→ Exercise requirements
Carry on the essay "Defeating Harper from Below" from the point where it stops, picking up after its sentence on the Canadian Conservatives' 2011 majority.

→ Selection
———

Defeating Harper from Below
Fast-paced changes over the previous four elections have transformed Canada’s federal political landscape. The Liberal Party’s vote has been halved and the Bloc Québécois suffered nearly as badly. The NDP made spectacular, if still precarious, gains under Jack Layton, with a historically unprecedented showing in Québec. Only the Conservatives’ advance from official opposition in 2004 to majority government in 2011 seemed inexorable.
The swaggeringly pro-capitalist, neoliberal and militarist Harper juggernaut makes enquiring into its limits seem impertinent. So, prima facie, do developments elsewhere. The 2008 financial crisis, the greatest crisis of neoliberalism, appeared to reinforce the power of capital everywhere. Austerity — turbo-charged attacks on welfare, labour and public services — rules throughout the Global North.
However, a longer historical perspective appears more encouraging.
The New Right — exemplified by the Thatcher, Reagan and Mulroney governments — arguably peaked in the 1980s. And even then, it never captured hearts and minds. New Right governments were formed on a minority of the vote magnified into a majority of seats by the Anglosphere’s first-past-the- post electoral systems. Of course, the intellectual, political and electoral disorientation of social democratic parties helped enormously.
By the 1990s, however, social democratic governments like those of Blair, Clinton and Schroeder acceded to power, having made themselves “electable” again not by reconstituting a coherent politics of the Left but by stealing New Right’s ideological clothes. They extended neoliberalism’s life at the price of hollowing out their own social base. Thereafter parties of the right returned to power only on the basis of an even shallower electoral achievement. Republicans won only one election of the six held since 1988; the British Tories have failed to win a majority since John Major’s in 1992. And the Canadian Conservatives won one in 2011, their first since Mulroney’s second win in 1988.

———

→ Data extract
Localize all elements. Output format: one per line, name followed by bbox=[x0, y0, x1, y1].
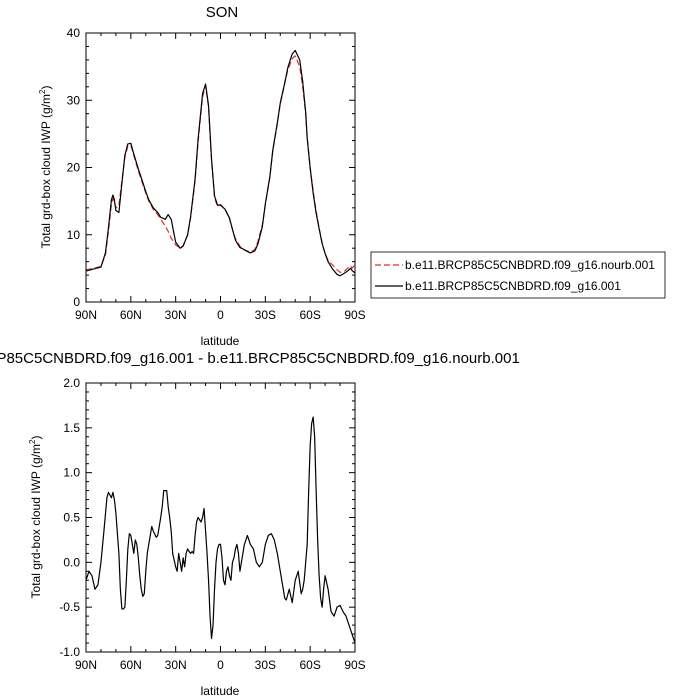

———

→ Result of the exercise
The New Right faces two fundamental problems. First, neoliberalism has never worked materially for enough people to consolidate the New Right electorally. It failed to produce growth without blowing asset bubbles which took income and wealth inequality off modern-day charts. This failure has led right parties to deploy all manner of other instruments — notably racism disguised as policy discussions on immigration, and in Canada on aboriginal issues too — to shore up its support and divide the opposition.
The second contradiction of the New Right is between the social conservatives without whom it cannot fight elections and the social liberals without whom it cannot win them. Harper has attempted to deal with this by gagging social conservative candidates, MPs and cabinet ministers, a practice which regularly runs into highly public trouble.
The Harper Conservatives achieved their majority in 2011 as passive beneficiaries of factors not of their making. Even so, the best they could do was just shy of 40 percent of those voting. Nevertheless, until the electoral system changes, Harper can continue to win majority governments with little popular support and a plurality of votes.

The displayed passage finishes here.